To be done -
Determine the number of lines containing the word "Columbia". Reply with it and nothing else.

%%

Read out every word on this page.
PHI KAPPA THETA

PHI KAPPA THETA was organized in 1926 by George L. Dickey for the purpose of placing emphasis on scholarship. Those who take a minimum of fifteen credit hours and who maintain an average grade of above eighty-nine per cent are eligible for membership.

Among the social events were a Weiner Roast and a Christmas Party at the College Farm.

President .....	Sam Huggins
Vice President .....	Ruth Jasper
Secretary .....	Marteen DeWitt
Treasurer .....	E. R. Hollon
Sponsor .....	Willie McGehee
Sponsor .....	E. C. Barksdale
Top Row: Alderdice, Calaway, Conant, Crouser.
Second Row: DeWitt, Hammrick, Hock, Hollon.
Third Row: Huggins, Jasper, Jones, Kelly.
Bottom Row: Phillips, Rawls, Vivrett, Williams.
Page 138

%%
%%

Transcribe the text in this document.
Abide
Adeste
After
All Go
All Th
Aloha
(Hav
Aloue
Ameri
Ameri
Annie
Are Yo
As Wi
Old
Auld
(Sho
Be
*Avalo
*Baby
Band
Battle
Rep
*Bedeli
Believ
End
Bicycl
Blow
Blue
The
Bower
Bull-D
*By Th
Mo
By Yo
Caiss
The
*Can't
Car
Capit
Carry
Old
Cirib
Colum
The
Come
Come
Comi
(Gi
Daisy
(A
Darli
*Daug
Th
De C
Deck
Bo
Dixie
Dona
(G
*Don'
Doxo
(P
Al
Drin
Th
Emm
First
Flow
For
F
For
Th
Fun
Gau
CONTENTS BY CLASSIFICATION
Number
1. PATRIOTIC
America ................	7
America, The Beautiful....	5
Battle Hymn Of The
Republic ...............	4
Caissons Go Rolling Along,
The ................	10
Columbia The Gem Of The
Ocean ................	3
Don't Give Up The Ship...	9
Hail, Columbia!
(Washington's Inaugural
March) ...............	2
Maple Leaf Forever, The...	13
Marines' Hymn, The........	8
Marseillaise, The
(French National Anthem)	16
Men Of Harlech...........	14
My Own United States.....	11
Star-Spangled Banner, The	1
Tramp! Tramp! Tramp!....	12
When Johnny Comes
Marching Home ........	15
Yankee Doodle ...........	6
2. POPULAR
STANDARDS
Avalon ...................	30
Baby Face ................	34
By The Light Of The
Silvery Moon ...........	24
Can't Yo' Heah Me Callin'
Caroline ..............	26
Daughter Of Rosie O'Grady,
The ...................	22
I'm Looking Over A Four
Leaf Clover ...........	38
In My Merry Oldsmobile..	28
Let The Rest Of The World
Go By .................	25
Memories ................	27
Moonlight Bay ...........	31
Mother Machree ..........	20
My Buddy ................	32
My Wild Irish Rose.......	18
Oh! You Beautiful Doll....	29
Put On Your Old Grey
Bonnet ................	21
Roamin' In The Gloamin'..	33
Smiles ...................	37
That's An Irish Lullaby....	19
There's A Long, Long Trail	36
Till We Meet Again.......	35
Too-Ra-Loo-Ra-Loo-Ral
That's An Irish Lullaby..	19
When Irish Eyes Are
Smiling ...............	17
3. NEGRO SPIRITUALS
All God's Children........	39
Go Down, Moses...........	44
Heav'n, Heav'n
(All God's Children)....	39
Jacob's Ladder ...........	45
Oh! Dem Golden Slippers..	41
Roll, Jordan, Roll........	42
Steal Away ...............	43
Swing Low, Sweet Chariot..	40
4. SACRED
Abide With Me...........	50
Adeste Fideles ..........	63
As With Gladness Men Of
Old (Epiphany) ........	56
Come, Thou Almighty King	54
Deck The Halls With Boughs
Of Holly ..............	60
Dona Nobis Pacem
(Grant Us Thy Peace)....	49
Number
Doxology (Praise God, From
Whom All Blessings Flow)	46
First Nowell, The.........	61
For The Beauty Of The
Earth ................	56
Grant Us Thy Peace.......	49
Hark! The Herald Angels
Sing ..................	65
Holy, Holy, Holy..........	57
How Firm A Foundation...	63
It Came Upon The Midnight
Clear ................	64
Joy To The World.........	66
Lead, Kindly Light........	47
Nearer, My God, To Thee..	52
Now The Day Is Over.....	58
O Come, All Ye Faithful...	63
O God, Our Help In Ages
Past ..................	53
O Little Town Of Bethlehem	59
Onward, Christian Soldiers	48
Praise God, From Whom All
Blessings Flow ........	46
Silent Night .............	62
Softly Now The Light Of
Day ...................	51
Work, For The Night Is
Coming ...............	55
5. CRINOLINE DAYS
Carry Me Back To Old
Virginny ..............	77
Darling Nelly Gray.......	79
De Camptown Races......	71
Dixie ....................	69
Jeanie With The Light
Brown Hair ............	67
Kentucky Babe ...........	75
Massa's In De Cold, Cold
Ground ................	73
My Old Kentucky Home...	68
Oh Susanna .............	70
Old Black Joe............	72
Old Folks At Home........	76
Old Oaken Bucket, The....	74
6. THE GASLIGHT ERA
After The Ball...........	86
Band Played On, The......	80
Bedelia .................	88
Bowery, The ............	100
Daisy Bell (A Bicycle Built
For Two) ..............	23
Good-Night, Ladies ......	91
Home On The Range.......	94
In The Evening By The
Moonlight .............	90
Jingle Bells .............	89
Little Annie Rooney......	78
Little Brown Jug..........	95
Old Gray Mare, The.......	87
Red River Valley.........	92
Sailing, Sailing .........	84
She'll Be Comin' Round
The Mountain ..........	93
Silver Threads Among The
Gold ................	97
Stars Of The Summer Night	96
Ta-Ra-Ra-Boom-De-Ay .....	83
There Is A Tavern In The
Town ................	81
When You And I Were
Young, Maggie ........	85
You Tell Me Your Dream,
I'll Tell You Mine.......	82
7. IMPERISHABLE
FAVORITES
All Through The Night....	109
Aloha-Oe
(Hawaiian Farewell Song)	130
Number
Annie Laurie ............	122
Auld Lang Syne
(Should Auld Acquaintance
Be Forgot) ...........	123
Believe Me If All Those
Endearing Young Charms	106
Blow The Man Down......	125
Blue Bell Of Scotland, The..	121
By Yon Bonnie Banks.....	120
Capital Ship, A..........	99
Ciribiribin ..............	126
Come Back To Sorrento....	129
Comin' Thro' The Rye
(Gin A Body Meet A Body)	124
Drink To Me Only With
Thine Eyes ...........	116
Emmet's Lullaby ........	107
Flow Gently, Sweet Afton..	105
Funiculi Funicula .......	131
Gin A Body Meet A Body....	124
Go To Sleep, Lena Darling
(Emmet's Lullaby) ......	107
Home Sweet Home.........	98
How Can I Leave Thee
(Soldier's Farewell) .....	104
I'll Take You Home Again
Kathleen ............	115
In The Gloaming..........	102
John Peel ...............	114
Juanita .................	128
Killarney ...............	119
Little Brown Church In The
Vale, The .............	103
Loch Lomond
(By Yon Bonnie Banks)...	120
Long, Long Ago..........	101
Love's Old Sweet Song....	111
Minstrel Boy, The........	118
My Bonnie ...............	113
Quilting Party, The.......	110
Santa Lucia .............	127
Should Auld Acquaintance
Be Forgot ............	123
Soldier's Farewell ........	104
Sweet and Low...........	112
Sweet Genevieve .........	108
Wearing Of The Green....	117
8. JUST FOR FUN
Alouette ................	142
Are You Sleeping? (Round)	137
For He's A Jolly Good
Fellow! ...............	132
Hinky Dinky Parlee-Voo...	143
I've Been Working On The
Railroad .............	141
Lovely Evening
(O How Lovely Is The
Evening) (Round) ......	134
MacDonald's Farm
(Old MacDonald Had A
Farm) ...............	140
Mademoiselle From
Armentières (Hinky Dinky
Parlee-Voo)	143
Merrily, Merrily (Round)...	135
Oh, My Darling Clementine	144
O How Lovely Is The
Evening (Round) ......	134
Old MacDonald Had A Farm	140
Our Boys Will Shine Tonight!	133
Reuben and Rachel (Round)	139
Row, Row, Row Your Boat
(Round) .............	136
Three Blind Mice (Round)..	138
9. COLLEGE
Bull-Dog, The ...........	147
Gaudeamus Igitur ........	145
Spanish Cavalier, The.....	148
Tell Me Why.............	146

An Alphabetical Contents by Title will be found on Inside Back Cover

%%

Answer for this exercise -
2